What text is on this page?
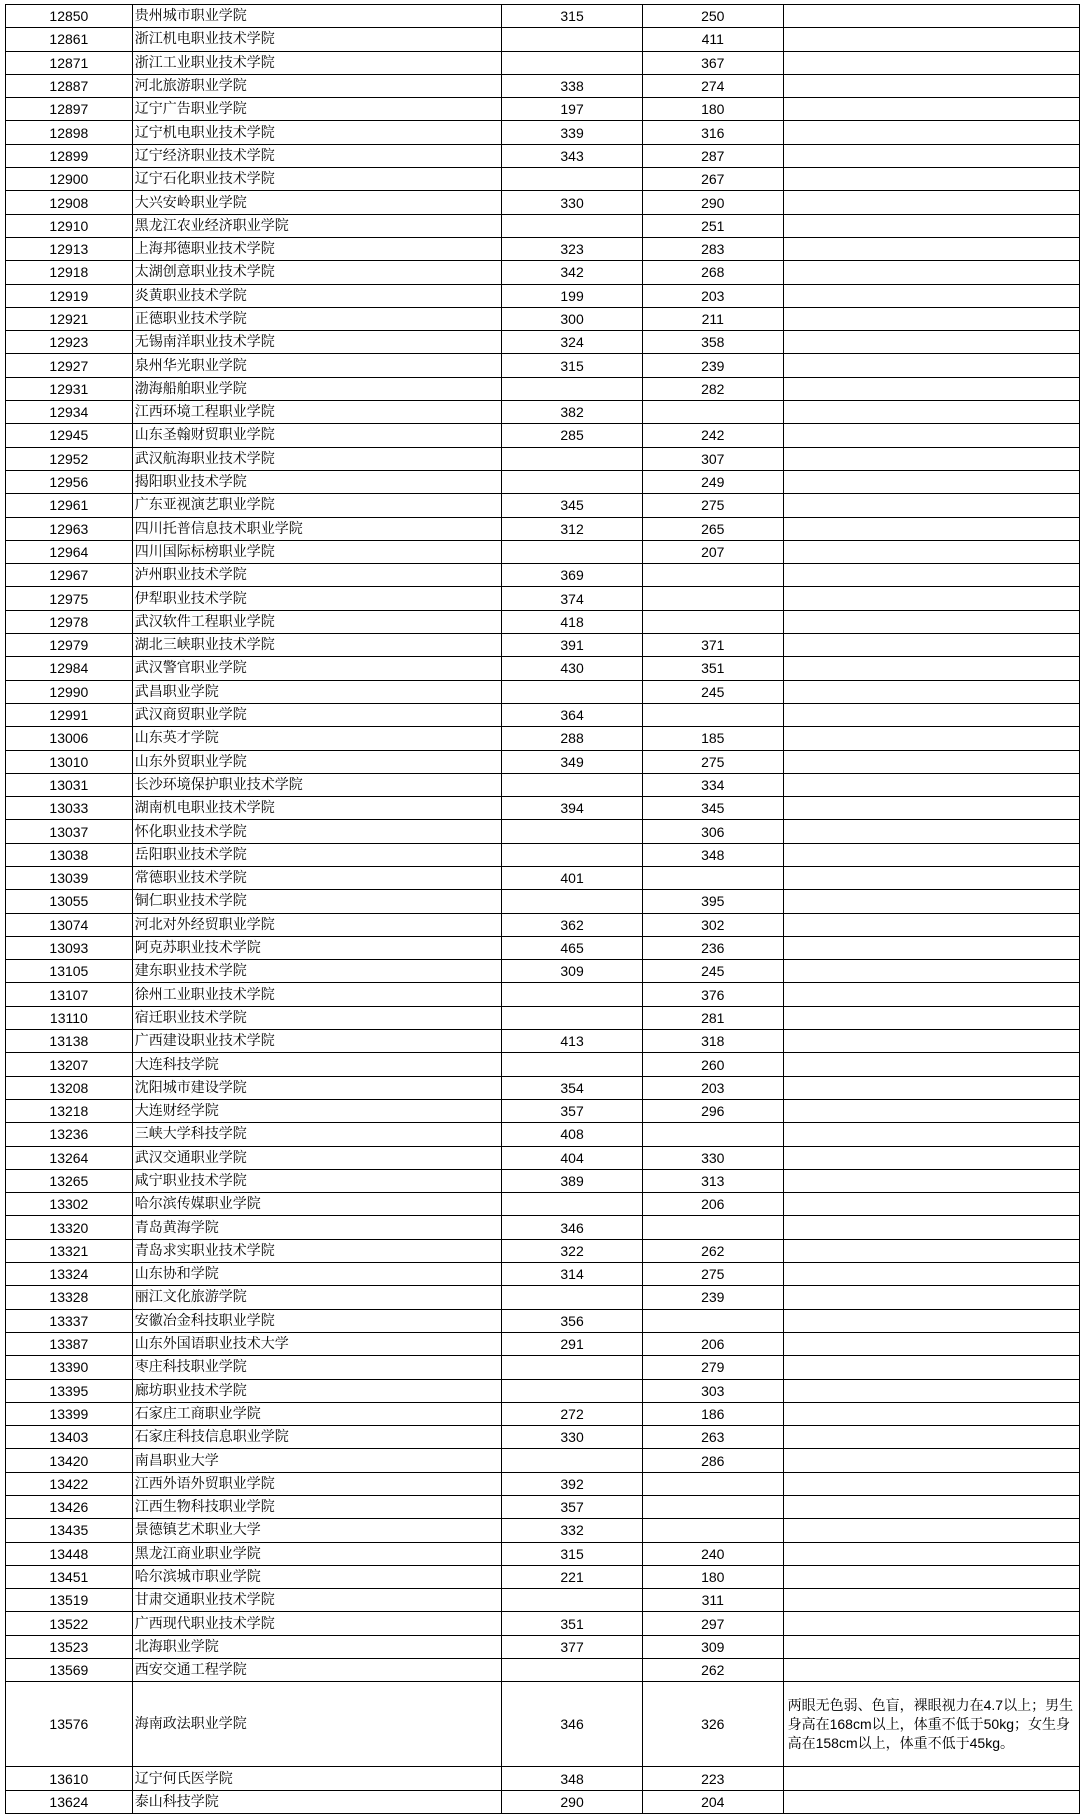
12850	贵州城市职业学院	315	250	
12861	浙江机电职业技术学院		411	
12871	浙江工业职业技术学院		367	
12887	河北旅游职业学院	338	274	
12897	辽宁广告职业学院	197	180	
12898	辽宁机电职业技术学院	339	316	
12899	辽宁经济职业技术学院	343	287	
12900	辽宁石化职业技术学院		267	
12908	大兴安岭职业学院	330	290	
12910	黑龙江农业经济职业学院		251	
12913	上海邦德职业技术学院	323	283	
12918	太湖创意职业技术学院	342	268	
12919	炎黄职业技术学院	199	203	
12921	正德职业技术学院	300	211	
12923	无锡南洋职业技术学院	324	358	
12927	泉州华光职业学院	315	239	
12931	渤海船舶职业学院		282	
12934	江西环境工程职业学院	382		
12945	山东圣翰财贸职业学院	285	242	
12952	武汉航海职业技术学院		307	
12956	揭阳职业技术学院		249	
12961	广东亚视演艺职业学院	345	275	
12963	四川托普信息技术职业学院	312	265	
12964	四川国际标榜职业学院		207	
12967	泸州职业技术学院	369		
12975	伊犁职业技术学院	374		
12978	武汉软件工程职业学院	418		
12979	湖北三峡职业技术学院	391	371	
12984	武汉警官职业学院	430	351	
12990	武昌职业学院		245	
12991	武汉商贸职业学院	364		
13006	山东英才学院	288	185	
13010	山东外贸职业学院	349	275	
13031	长沙环境保护职业技术学院		334	
13033	湖南机电职业技术学院	394	345	
13037	怀化职业技术学院		306	
13038	岳阳职业技术学院		348	
13039	常德职业技术学院	401		
13055	铜仁职业技术学院		395	
13074	河北对外经贸职业学院	362	302	
13093	阿克苏职业技术学院	465	236	
13105	建东职业技术学院	309	245	
13107	徐州工业职业技术学院		376	
13110	宿迁职业技术学院		281	
13138	广西建设职业技术学院	413	318	
13207	大连科技学院		260	
13208	沈阳城市建设学院	354	203	
13218	大连财经学院	357	296	
13236	三峡大学科技学院	408		
13264	武汉交通职业学院	404	330	
13265	咸宁职业技术学院	389	313	
13302	哈尔滨传媒职业学院		206	
13320	青岛黄海学院	346		
13321	青岛求实职业技术学院	322	262	
13324	山东协和学院	314	275	
13328	丽江文化旅游学院		239	
13337	安徽冶金科技职业学院	356		
13387	山东外国语职业技术大学	291	206	
13390	枣庄科技职业学院		279	
13395	廊坊职业技术学院		303	
13399	石家庄工商职业学院	272	186	
13403	石家庄科技信息职业学院	330	263	
13420	南昌职业大学		286	
13422	江西外语外贸职业学院	392		
13426	江西生物科技职业学院	357		
13435	景德镇艺术职业大学	332		
13448	黑龙江商业职业学院	315	240	
13451	哈尔滨城市职业学院	221	180	
13519	甘肃交通职业技术学院		311	
13522	广西现代职业技术学院	351	297	
13523	北海职业学院	377	309	
13569	西安交通工程学院		262	
13576	海南政法职业学院	346	326	两眼无色弱、色盲，裸眼视力在4.7以上；男生身高在168cm以上，体重不低于50kg；女生身高在158cm以上，体重不低于45kg。
13610	辽宁何氏医学院	348	223	
13624	泰山科技学院	290	204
= = =
| Requirement |
Without the pictures, extract every entry verbatim.

| Solution below |
What text is on this page?
12850	贵州城市职业学院	315	250	
12861	浙江机电职业技术学院		411	
12871	浙江工业职业技术学院		367	
12887	河北旅游职业学院	338	274	
12897	辽宁广告职业学院	197	180	
12898	辽宁机电职业技术学院	339	316	
12899	辽宁经济职业技术学院	343	287	
12900	辽宁石化职业技术学院		267	
12908	大兴安岭职业学院	330	290	
12910	黑龙江农业经济职业学院		251	
12913	上海邦德职业技术学院	323	283	
12918	太湖创意职业技术学院	342	268	
12919	炎黄职业技术学院	199	203	
12921	正德职业技术学院	300	211	
12923	无锡南洋职业技术学院	324	358	
12927	泉州华光职业学院	315	239	
12931	渤海船舶职业学院		282	
12934	江西环境工程职业学院	382		
12945	山东圣翰财贸职业学院	285	242	
12952	武汉航海职业技术学院		307	
12956	揭阳职业技术学院		249	
12961	广东亚视演艺职业学院	345	275	
12963	四川托普信息技术职业学院	312	265	
12964	四川国际标榜职业学院		207	
12967	泸州职业技术学院	369		
12975	伊犁职业技术学院	374		
12978	武汉软件工程职业学院	418		
12979	湖北三峡职业技术学院	391	371	
12984	武汉警官职业学院	430	351	
12990	武昌职业学院		245	
12991	武汉商贸职业学院	364		
13006	山东英才学院	288	185	
13010	山东外贸职业学院	349	275	
13031	长沙环境保护职业技术学院		334	
13033	湖南机电职业技术学院	394	345	
13037	怀化职业技术学院		306	
13038	岳阳职业技术学院		348	
13039	常德职业技术学院	401		
13055	铜仁职业技术学院		395	
13074	河北对外经贸职业学院	362	302	
13093	阿克苏职业技术学院	465	236	
13105	建东职业技术学院	309	245	
13107	徐州工业职业技术学院		376	
13110	宿迁职业技术学院		281	
13138	广西建设职业技术学院	413	318	
13207	大连科技学院		260	
13208	沈阳城市建设学院	354	203	
13218	大连财经学院	357	296	
13236	三峡大学科技学院	408		
13264	武汉交通职业学院	404	330	
13265	咸宁职业技术学院	389	313	
13302	哈尔滨传媒职业学院		206	
13320	青岛黄海学院	346		
13321	青岛求实职业技术学院	322	262	
13324	山东协和学院	314	275	
13328	丽江文化旅游学院		239	
13337	安徽冶金科技职业学院	356		
13387	山东外国语职业技术大学	291	206	
13390	枣庄科技职业学院		279	
13395	廊坊职业技术学院		303	
13399	石家庄工商职业学院	272	186	
13403	石家庄科技信息职业学院	330	263	
13420	南昌职业大学		286	
13422	江西外语外贸职业学院	392		
13426	江西生物科技职业学院	357		
13435	景德镇艺术职业大学	332		
13448	黑龙江商业职业学院	315	240	
13451	哈尔滨城市职业学院	221	180	
13519	甘肃交通职业技术学院		311	
13522	广西现代职业技术学院	351	297	
13523	北海职业学院	377	309	
13569	西安交通工程学院		262	
13576	海南政法职业学院	346	326	两眼无色弱、色盲，裸眼视力在4.7以上；男生身高在168cm以上，体重不低于50kg；女生身高在158cm以上，体重不低于45kg。
13610	辽宁何氏医学院	348	223	
13624	泰山科技学院	290	204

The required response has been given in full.